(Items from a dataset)
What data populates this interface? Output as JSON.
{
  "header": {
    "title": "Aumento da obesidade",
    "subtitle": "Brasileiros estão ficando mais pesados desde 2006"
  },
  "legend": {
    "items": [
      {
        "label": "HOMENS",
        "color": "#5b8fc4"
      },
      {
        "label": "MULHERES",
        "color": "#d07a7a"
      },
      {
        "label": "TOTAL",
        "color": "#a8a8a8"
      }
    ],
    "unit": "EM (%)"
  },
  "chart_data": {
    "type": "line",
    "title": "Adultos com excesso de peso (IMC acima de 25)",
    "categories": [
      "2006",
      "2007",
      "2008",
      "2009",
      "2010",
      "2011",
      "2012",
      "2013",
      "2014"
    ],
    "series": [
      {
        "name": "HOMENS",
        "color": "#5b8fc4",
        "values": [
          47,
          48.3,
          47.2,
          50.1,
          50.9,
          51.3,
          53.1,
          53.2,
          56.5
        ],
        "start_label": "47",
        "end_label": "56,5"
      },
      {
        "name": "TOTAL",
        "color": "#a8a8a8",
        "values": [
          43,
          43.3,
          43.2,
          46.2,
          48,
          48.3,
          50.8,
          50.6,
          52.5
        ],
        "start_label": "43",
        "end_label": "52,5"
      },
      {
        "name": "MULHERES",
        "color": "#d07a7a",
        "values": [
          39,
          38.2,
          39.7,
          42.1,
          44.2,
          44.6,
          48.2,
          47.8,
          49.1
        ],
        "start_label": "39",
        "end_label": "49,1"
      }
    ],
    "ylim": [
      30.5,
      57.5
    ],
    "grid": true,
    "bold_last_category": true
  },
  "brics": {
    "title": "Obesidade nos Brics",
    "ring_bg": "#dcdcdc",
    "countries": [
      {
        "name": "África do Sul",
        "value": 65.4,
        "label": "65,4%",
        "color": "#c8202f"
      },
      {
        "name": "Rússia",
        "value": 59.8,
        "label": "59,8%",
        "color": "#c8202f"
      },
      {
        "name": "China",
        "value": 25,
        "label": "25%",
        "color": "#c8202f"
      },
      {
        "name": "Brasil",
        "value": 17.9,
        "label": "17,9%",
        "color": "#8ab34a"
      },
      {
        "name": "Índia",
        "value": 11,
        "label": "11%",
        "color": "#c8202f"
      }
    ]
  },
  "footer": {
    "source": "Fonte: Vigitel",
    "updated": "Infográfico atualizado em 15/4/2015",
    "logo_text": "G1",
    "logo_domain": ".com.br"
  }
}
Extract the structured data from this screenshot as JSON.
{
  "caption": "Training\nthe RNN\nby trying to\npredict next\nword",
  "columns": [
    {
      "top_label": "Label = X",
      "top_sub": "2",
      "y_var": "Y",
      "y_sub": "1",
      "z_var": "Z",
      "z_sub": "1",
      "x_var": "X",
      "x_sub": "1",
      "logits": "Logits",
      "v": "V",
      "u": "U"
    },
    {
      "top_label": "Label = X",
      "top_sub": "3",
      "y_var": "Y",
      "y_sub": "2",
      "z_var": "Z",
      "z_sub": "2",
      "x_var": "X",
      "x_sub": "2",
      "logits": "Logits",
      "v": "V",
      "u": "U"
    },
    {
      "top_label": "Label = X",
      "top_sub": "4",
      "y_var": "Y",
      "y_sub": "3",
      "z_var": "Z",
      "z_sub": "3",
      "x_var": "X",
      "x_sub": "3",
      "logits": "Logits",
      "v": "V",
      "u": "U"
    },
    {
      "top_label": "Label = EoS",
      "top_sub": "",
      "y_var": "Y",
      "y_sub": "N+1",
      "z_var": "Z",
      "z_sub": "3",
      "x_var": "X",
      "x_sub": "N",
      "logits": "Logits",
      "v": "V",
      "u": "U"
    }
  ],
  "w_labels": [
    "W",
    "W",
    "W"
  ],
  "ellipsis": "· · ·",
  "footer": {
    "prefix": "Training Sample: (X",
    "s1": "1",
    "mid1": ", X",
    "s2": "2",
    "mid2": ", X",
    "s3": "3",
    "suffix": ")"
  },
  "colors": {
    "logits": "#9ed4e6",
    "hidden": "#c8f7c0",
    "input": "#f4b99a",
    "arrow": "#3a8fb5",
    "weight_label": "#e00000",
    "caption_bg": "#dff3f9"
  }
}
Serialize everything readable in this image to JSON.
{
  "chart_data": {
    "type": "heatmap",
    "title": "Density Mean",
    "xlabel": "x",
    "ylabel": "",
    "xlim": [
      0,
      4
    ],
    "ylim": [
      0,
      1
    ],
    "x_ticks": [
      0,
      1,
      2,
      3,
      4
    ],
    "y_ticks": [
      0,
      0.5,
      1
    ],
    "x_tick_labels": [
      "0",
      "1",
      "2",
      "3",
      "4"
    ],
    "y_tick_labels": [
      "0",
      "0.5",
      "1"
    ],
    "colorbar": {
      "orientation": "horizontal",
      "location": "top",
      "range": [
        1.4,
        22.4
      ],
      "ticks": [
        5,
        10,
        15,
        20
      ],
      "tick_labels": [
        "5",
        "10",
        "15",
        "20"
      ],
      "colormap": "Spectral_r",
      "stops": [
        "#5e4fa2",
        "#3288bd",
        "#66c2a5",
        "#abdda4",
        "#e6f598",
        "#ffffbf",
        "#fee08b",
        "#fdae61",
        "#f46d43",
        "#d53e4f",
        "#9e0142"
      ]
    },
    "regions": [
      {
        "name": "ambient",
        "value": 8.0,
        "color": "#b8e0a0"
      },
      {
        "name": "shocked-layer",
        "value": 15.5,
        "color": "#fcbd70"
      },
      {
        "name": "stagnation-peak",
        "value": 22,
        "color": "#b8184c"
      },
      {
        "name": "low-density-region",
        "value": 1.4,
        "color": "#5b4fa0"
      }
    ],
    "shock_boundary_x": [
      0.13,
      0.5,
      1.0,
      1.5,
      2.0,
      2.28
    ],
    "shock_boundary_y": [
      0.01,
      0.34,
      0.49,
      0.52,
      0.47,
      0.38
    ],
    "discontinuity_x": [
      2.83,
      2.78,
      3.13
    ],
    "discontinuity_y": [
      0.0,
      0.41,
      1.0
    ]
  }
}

Do this:
Retype the records above exactly.

Task result:
What data populates this interface? Output as JSON.
{
  "header": {
    "title": "Aumento da obesidade",
    "subtitle": "Brasileiros estão ficando mais pesados desde 2006"
  },
  "legend": {
    "items": [
      {
        "label": "HOMENS",
        "color": "#5b8fc4"
      },
      {
        "label": "MULHERES",
        "color": "#d07a7a"
      },
      {
        "label": "TOTAL",
        "color": "#a8a8a8"
      }
    ],
    "unit": "EM (%)"
  },
  "chart_data": {
    "type": "line",
    "title": "Adultos com excesso de peso (IMC acima de 25)",
    "categories": [
      "2006",
      "2007",
      "2008",
      "2009",
      "2010",
      "2011",
      "2012",
      "2013",
      "2014"
    ],
    "series": [
      {
        "name": "HOMENS",
        "color": "#5b8fc4",
        "values": [
          47,
          48.3,
          47.2,
          50.1,
          50.9,
          51.3,
          53.1,
          53.2,
          56.5
        ],
        "start_label": "47",
        "end_label": "56,5"
      },
      {
        "name": "TOTAL",
        "color": "#a8a8a8",
        "values": [
          43,
          43.3,
          43.2,
          46.2,
          48,
          48.3,
          50.8,
          50.6,
          52.5
        ],
        "start_label": "43",
        "end_label": "52,5"
      },
      {
        "name": "MULHERES",
        "color": "#d07a7a",
        "values": [
          39,
          38.2,
          39.7,
          42.1,
          44.2,
          44.6,
          48.2,
          47.8,
          49.1
        ],
        "start_label": "39",
        "end_label": "49,1"
      }
    ],
    "ylim": [
      30.5,
      57.5
    ],
    "grid": true,
    "bold_last_category": true
  },
  "brics": {
    "title": "Obesidade nos Brics",
    "ring_bg": "#dcdcdc",
    "countries": [
      {
        "name": "África do Sul",
        "value": 65.4,
        "label": "65,4%",
        "color": "#c8202f"
      },
      {
        "name": "Rússia",
        "value": 59.8,
        "label": "59,8%",
        "color": "#c8202f"
      },
      {
        "name": "China",
        "value": 25,
        "label": "25%",
        "color": "#c8202f"
      },
      {
        "name": "Brasil",
        "value": 17.9,
        "label": "17,9%",
        "color": "#8ab34a"
      },
      {
        "name": "Índia",
        "value": 11,
        "label": "11%",
        "color": "#c8202f"
      }
    ]
  },
  "footer": {
    "source": "Fonte: Vigitel",
    "updated": "Infográfico atualizado em 15/4/2015",
    "logo_text": "G1",
    "logo_domain": ".com.br"
  }
}
Extract the structured data from this screenshot as JSON.
{
  "caption": "Training\nthe RNN\nby trying to\npredict next\nword",
  "columns": [
    {
      "top_label": "Label = X",
      "top_sub": "2",
      "y_var": "Y",
      "y_sub": "1",
      "z_var": "Z",
      "z_sub": "1",
      "x_var": "X",
      "x_sub": "1",
      "logits": "Logits",
      "v": "V",
      "u": "U"
    },
    {
      "top_label": "Label = X",
      "top_sub": "3",
      "y_var": "Y",
      "y_sub": "2",
      "z_var": "Z",
      "z_sub": "2",
      "x_var": "X",
      "x_sub": "2",
      "logits": "Logits",
      "v": "V",
      "u": "U"
    },
    {
      "top_label": "Label = X",
      "top_sub": "4",
      "y_var": "Y",
      "y_sub": "3",
      "z_var": "Z",
      "z_sub": "3",
      "x_var": "X",
      "x_sub": "3",
      "logits": "Logits",
      "v": "V",
      "u": "U"
    },
    {
      "top_label": "Label = EoS",
      "top_sub": "",
      "y_var": "Y",
      "y_sub": "N+1",
      "z_var": "Z",
      "z_sub": "3",
      "x_var": "X",
      "x_sub": "N",
      "logits": "Logits",
      "v": "V",
      "u": "U"
    }
  ],
  "w_labels": [
    "W",
    "W",
    "W"
  ],
  "ellipsis": "· · ·",
  "footer": {
    "prefix": "Training Sample: (X",
    "s1": "1",
    "mid1": ", X",
    "s2": "2",
    "mid2": ", X",
    "s3": "3",
    "suffix": ")"
  },
  "colors": {
    "logits": "#9ed4e6",
    "hidden": "#c8f7c0",
    "input": "#f4b99a",
    "arrow": "#3a8fb5",
    "weight_label": "#e00000",
    "caption_bg": "#dff3f9"
  }
}
Serialize everything readable in this image to JSON.
{
  "chart_data": {
    "type": "heatmap",
    "title": "Density Mean",
    "xlabel": "x",
    "ylabel": "",
    "xlim": [
      0,
      4
    ],
    "ylim": [
      0,
      1
    ],
    "x_ticks": [
      0,
      1,
      2,
      3,
      4
    ],
    "y_ticks": [
      0,
      0.5,
      1
    ],
    "x_tick_labels": [
      "0",
      "1",
      "2",
      "3",
      "4"
    ],
    "y_tick_labels": [
      "0",
      "0.5",
      "1"
    ],
    "colorbar": {
      "orientation": "horizontal",
      "location": "top",
      "range": [
        1.4,
        22.4
      ],
      "ticks": [
        5,
        10,
        15,
        20
      ],
      "tick_labels": [
        "5",
        "10",
        "15",
        "20"
      ],
      "colormap": "Spectral_r",
      "stops": [
        "#5e4fa2",
        "#3288bd",
        "#66c2a5",
        "#abdda4",
        "#e6f598",
        "#ffffbf",
        "#fee08b",
        "#fdae61",
        "#f46d43",
        "#d53e4f",
        "#9e0142"
      ]
    },
    "regions": [
      {
        "name": "ambient",
        "value": 8.0,
        "color": "#b8e0a0"
      },
      {
        "name": "shocked-layer",
        "value": 15.5,
        "color": "#fcbd70"
      },
      {
        "name": "stagnation-peak",
        "value": 22,
        "color": "#b8184c"
      },
      {
        "name": "low-density-region",
        "value": 1.4,
        "color": "#5b4fa0"
      }
    ],
    "shock_boundary_x": [
      0.13,
      0.5,
      1.0,
      1.5,
      2.0,
      2.28
    ],
    "shock_boundary_y": [
      0.01,
      0.34,
      0.49,
      0.52,
      0.47,
      0.38
    ],
    "discontinuity_x": [
      2.83,
      2.78,
      3.13
    ],
    "discontinuity_y": [
      0.0,
      0.41,
      1.0
    ]
  }
}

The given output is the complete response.